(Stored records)
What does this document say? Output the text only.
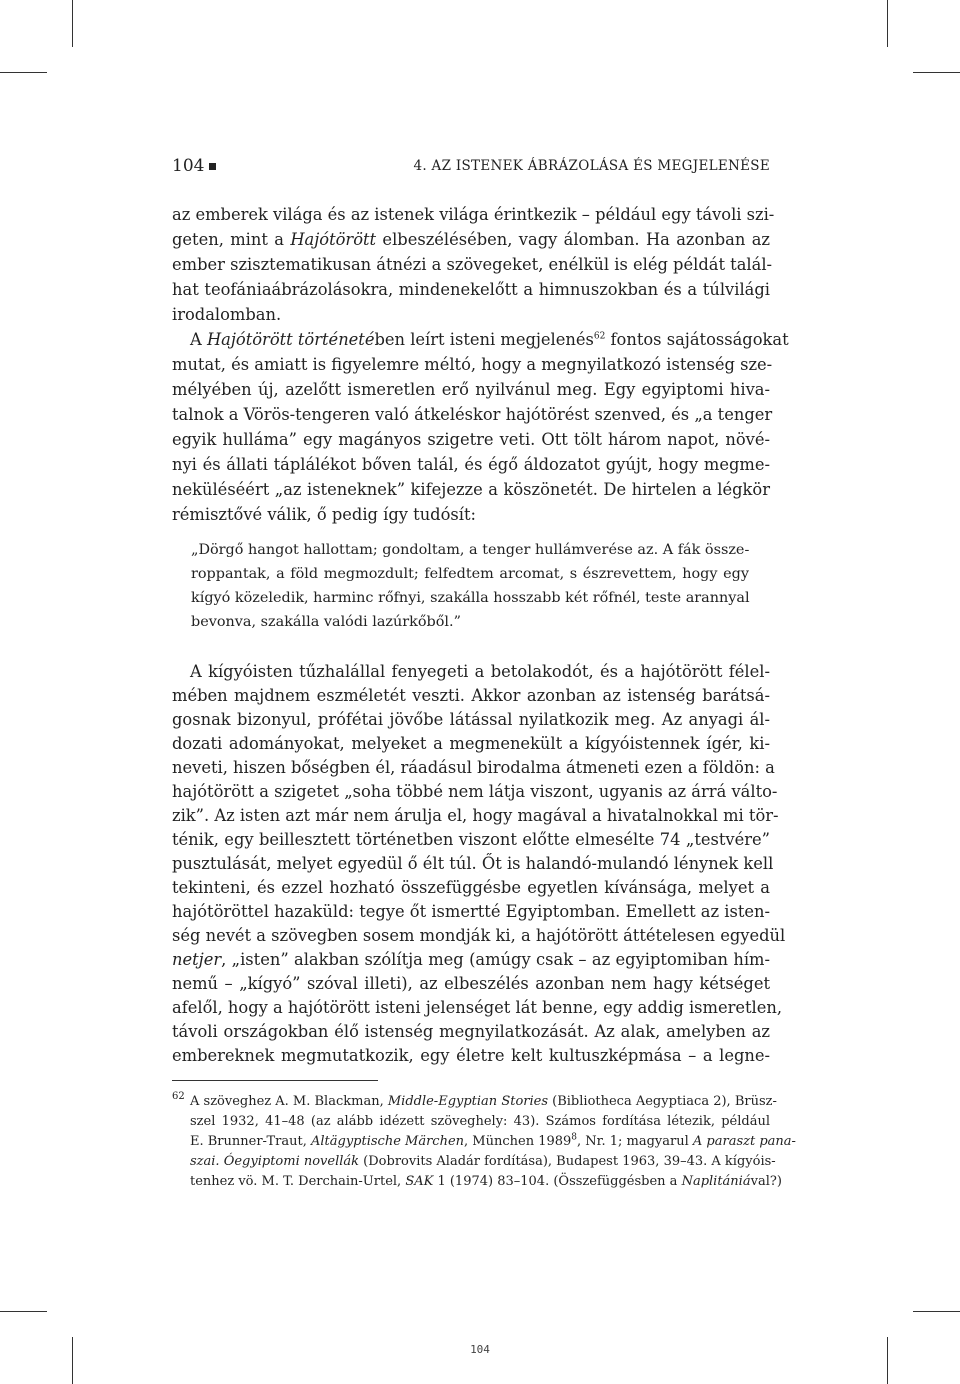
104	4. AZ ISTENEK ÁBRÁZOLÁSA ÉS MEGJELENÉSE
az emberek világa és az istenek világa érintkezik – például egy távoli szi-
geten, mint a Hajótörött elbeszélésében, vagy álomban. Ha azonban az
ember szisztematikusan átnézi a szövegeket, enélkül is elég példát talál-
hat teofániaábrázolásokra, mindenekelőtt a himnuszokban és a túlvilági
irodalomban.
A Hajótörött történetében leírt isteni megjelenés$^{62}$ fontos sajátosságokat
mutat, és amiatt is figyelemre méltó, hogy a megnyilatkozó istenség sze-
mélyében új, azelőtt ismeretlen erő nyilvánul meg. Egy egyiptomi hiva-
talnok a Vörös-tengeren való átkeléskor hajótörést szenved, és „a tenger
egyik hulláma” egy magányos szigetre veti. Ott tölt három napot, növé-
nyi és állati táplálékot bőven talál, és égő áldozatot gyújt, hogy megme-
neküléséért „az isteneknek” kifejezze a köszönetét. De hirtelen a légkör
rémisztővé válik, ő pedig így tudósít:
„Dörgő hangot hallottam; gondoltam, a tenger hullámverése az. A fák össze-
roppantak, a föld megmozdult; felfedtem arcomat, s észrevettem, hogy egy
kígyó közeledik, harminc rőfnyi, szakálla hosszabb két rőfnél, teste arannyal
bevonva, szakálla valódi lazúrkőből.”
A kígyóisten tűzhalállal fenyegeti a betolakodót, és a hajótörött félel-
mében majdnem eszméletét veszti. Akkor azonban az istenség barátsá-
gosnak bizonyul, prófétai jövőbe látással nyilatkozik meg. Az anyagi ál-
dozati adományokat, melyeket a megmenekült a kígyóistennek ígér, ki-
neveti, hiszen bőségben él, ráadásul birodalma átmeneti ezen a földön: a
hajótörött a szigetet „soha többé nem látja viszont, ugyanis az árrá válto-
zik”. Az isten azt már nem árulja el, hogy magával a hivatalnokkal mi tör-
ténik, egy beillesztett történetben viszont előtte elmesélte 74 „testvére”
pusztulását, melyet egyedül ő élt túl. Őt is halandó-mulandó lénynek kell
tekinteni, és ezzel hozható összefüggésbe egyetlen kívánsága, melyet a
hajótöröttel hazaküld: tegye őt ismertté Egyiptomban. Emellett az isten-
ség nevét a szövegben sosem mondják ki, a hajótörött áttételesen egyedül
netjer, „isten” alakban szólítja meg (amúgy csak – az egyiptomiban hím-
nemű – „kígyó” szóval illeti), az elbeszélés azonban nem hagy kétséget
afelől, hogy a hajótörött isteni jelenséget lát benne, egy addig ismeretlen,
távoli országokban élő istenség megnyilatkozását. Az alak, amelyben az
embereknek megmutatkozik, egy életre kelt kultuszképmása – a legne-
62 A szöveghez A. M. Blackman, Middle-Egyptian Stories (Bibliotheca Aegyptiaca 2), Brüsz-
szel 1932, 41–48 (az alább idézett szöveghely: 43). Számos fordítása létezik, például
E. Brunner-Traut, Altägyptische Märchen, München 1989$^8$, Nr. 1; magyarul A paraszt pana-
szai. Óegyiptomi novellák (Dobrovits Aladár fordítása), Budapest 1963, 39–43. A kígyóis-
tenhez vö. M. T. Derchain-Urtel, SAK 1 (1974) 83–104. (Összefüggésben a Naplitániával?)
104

» Problem requirements: Find the lines containing "melyet" and pull them out.

» Worked answer:
pusztulását, melyet egyedül ő élt túl. Őt is halandó-mulandó lénynek kell
tekinteni, és ezzel hozható összefüggésbe egyetlen kívánsága, melyet a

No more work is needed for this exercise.